[Records supplied]
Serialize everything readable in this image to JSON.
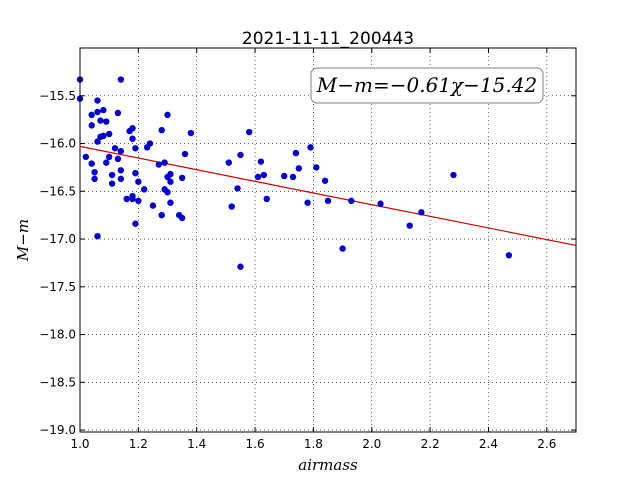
{
  "chart_data": {
    "type": "scatter",
    "title": "2021-11-11_200443",
    "xlabel": "airmass",
    "ylabel": "M−m",
    "xlim": [
      1.0,
      2.7
    ],
    "ylim": [
      -19.02,
      -15.0
    ],
    "y_inverted": true,
    "grid": true,
    "x_ticks": [
      "1.0",
      "1.2",
      "1.4",
      "1.6",
      "1.8",
      "2.0",
      "2.2",
      "2.4",
      "2.6"
    ],
    "x_tick_values": [
      1.0,
      1.2,
      1.4,
      1.6,
      1.8,
      2.0,
      2.2,
      2.4,
      2.6
    ],
    "y_ticks": [
      "−15.5",
      "−16.0",
      "−16.5",
      "−17.0",
      "−17.5",
      "−18.0",
      "−18.5",
      "−19.0"
    ],
    "y_tick_values": [
      -15.5,
      -16.0,
      -16.5,
      -17.0,
      -17.5,
      -18.0,
      -18.5,
      -19.0
    ],
    "annotation": "M−m=−0.61χ−15.42",
    "fit": {
      "slope": -0.61,
      "intercept": -15.42,
      "color": "#cc0000"
    },
    "marker_color": "#0000cc",
    "points": [
      [
        1.0,
        -15.33
      ],
      [
        1.0,
        -15.53
      ],
      [
        1.02,
        -16.14
      ],
      [
        1.04,
        -15.7
      ],
      [
        1.04,
        -15.81
      ],
      [
        1.04,
        -16.21
      ],
      [
        1.05,
        -16.37
      ],
      [
        1.05,
        -16.3
      ],
      [
        1.06,
        -15.55
      ],
      [
        1.06,
        -15.67
      ],
      [
        1.06,
        -15.98
      ],
      [
        1.06,
        -16.97
      ],
      [
        1.07,
        -15.93
      ],
      [
        1.07,
        -15.76
      ],
      [
        1.08,
        -15.65
      ],
      [
        1.08,
        -15.92
      ],
      [
        1.09,
        -15.77
      ],
      [
        1.09,
        -16.2
      ],
      [
        1.1,
        -16.14
      ],
      [
        1.1,
        -15.9
      ],
      [
        1.11,
        -16.42
      ],
      [
        1.11,
        -16.33
      ],
      [
        1.12,
        -16.05
      ],
      [
        1.13,
        -15.68
      ],
      [
        1.13,
        -16.16
      ],
      [
        1.14,
        -16.28
      ],
      [
        1.14,
        -16.37
      ],
      [
        1.14,
        -15.33
      ],
      [
        1.14,
        -16.08
      ],
      [
        1.16,
        -16.58
      ],
      [
        1.17,
        -15.87
      ],
      [
        1.18,
        -16.55
      ],
      [
        1.18,
        -16.58
      ],
      [
        1.18,
        -15.84
      ],
      [
        1.18,
        -15.95
      ],
      [
        1.19,
        -16.05
      ],
      [
        1.19,
        -16.31
      ],
      [
        1.19,
        -16.84
      ],
      [
        1.2,
        -16.4
      ],
      [
        1.2,
        -16.6
      ],
      [
        1.22,
        -16.48
      ],
      [
        1.23,
        -16.04
      ],
      [
        1.24,
        -16.0
      ],
      [
        1.25,
        -16.65
      ],
      [
        1.27,
        -16.22
      ],
      [
        1.28,
        -16.75
      ],
      [
        1.28,
        -15.86
      ],
      [
        1.29,
        -16.48
      ],
      [
        1.29,
        -16.2
      ],
      [
        1.3,
        -16.51
      ],
      [
        1.3,
        -15.7
      ],
      [
        1.3,
        -16.35
      ],
      [
        1.31,
        -16.32
      ],
      [
        1.31,
        -16.4
      ],
      [
        1.31,
        -16.62
      ],
      [
        1.34,
        -16.75
      ],
      [
        1.35,
        -16.36
      ],
      [
        1.35,
        -16.78
      ],
      [
        1.36,
        -16.11
      ],
      [
        1.38,
        -15.89
      ],
      [
        1.51,
        -16.2
      ],
      [
        1.52,
        -16.66
      ],
      [
        1.54,
        -16.47
      ],
      [
        1.55,
        -16.12
      ],
      [
        1.55,
        -17.29
      ],
      [
        1.58,
        -15.88
      ],
      [
        1.61,
        -16.35
      ],
      [
        1.62,
        -16.19
      ],
      [
        1.63,
        -16.33
      ],
      [
        1.64,
        -16.58
      ],
      [
        1.7,
        -16.34
      ],
      [
        1.73,
        -16.35
      ],
      [
        1.74,
        -16.1
      ],
      [
        1.75,
        -16.26
      ],
      [
        1.78,
        -16.62
      ],
      [
        1.79,
        -16.04
      ],
      [
        1.81,
        -16.25
      ],
      [
        1.84,
        -16.39
      ],
      [
        1.85,
        -16.6
      ],
      [
        1.9,
        -17.1
      ],
      [
        1.93,
        -16.6
      ],
      [
        2.03,
        -16.63
      ],
      [
        2.13,
        -16.86
      ],
      [
        2.17,
        -16.72
      ],
      [
        2.28,
        -16.33
      ],
      [
        2.47,
        -17.17
      ]
    ]
  }
}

[To be done] Transcribe every entry word for word, but omit the pictures.

[Written reply]
Serialize everything readable in this image to JSON.
{
  "chart_data": {
    "type": "scatter",
    "title": "2021-11-11_200443",
    "xlabel": "airmass",
    "ylabel": "M−m",
    "xlim": [
      1.0,
      2.7
    ],
    "ylim": [
      -19.02,
      -15.0
    ],
    "y_inverted": true,
    "grid": true,
    "x_ticks": [
      "1.0",
      "1.2",
      "1.4",
      "1.6",
      "1.8",
      "2.0",
      "2.2",
      "2.4",
      "2.6"
    ],
    "x_tick_values": [
      1.0,
      1.2,
      1.4,
      1.6,
      1.8,
      2.0,
      2.2,
      2.4,
      2.6
    ],
    "y_ticks": [
      "−15.5",
      "−16.0",
      "−16.5",
      "−17.0",
      "−17.5",
      "−18.0",
      "−18.5",
      "−19.0"
    ],
    "y_tick_values": [
      -15.5,
      -16.0,
      -16.5,
      -17.0,
      -17.5,
      -18.0,
      -18.5,
      -19.0
    ],
    "annotation": "M−m=−0.61χ−15.42",
    "fit": {
      "slope": -0.61,
      "intercept": -15.42,
      "color": "#cc0000"
    },
    "marker_color": "#0000cc",
    "points": [
      [
        1.0,
        -15.33
      ],
      [
        1.0,
        -15.53
      ],
      [
        1.02,
        -16.14
      ],
      [
        1.04,
        -15.7
      ],
      [
        1.04,
        -15.81
      ],
      [
        1.04,
        -16.21
      ],
      [
        1.05,
        -16.37
      ],
      [
        1.05,
        -16.3
      ],
      [
        1.06,
        -15.55
      ],
      [
        1.06,
        -15.67
      ],
      [
        1.06,
        -15.98
      ],
      [
        1.06,
        -16.97
      ],
      [
        1.07,
        -15.93
      ],
      [
        1.07,
        -15.76
      ],
      [
        1.08,
        -15.65
      ],
      [
        1.08,
        -15.92
      ],
      [
        1.09,
        -15.77
      ],
      [
        1.09,
        -16.2
      ],
      [
        1.1,
        -16.14
      ],
      [
        1.1,
        -15.9
      ],
      [
        1.11,
        -16.42
      ],
      [
        1.11,
        -16.33
      ],
      [
        1.12,
        -16.05
      ],
      [
        1.13,
        -15.68
      ],
      [
        1.13,
        -16.16
      ],
      [
        1.14,
        -16.28
      ],
      [
        1.14,
        -16.37
      ],
      [
        1.14,
        -15.33
      ],
      [
        1.14,
        -16.08
      ],
      [
        1.16,
        -16.58
      ],
      [
        1.17,
        -15.87
      ],
      [
        1.18,
        -16.55
      ],
      [
        1.18,
        -16.58
      ],
      [
        1.18,
        -15.84
      ],
      [
        1.18,
        -15.95
      ],
      [
        1.19,
        -16.05
      ],
      [
        1.19,
        -16.31
      ],
      [
        1.19,
        -16.84
      ],
      [
        1.2,
        -16.4
      ],
      [
        1.2,
        -16.6
      ],
      [
        1.22,
        -16.48
      ],
      [
        1.23,
        -16.04
      ],
      [
        1.24,
        -16.0
      ],
      [
        1.25,
        -16.65
      ],
      [
        1.27,
        -16.22
      ],
      [
        1.28,
        -16.75
      ],
      [
        1.28,
        -15.86
      ],
      [
        1.29,
        -16.48
      ],
      [
        1.29,
        -16.2
      ],
      [
        1.3,
        -16.51
      ],
      [
        1.3,
        -15.7
      ],
      [
        1.3,
        -16.35
      ],
      [
        1.31,
        -16.32
      ],
      [
        1.31,
        -16.4
      ],
      [
        1.31,
        -16.62
      ],
      [
        1.34,
        -16.75
      ],
      [
        1.35,
        -16.36
      ],
      [
        1.35,
        -16.78
      ],
      [
        1.36,
        -16.11
      ],
      [
        1.38,
        -15.89
      ],
      [
        1.51,
        -16.2
      ],
      [
        1.52,
        -16.66
      ],
      [
        1.54,
        -16.47
      ],
      [
        1.55,
        -16.12
      ],
      [
        1.55,
        -17.29
      ],
      [
        1.58,
        -15.88
      ],
      [
        1.61,
        -16.35
      ],
      [
        1.62,
        -16.19
      ],
      [
        1.63,
        -16.33
      ],
      [
        1.64,
        -16.58
      ],
      [
        1.7,
        -16.34
      ],
      [
        1.73,
        -16.35
      ],
      [
        1.74,
        -16.1
      ],
      [
        1.75,
        -16.26
      ],
      [
        1.78,
        -16.62
      ],
      [
        1.79,
        -16.04
      ],
      [
        1.81,
        -16.25
      ],
      [
        1.84,
        -16.39
      ],
      [
        1.85,
        -16.6
      ],
      [
        1.9,
        -17.1
      ],
      [
        1.93,
        -16.6
      ],
      [
        2.03,
        -16.63
      ],
      [
        2.13,
        -16.86
      ],
      [
        2.17,
        -16.72
      ],
      [
        2.28,
        -16.33
      ],
      [
        2.47,
        -17.17
      ]
    ]
  }
}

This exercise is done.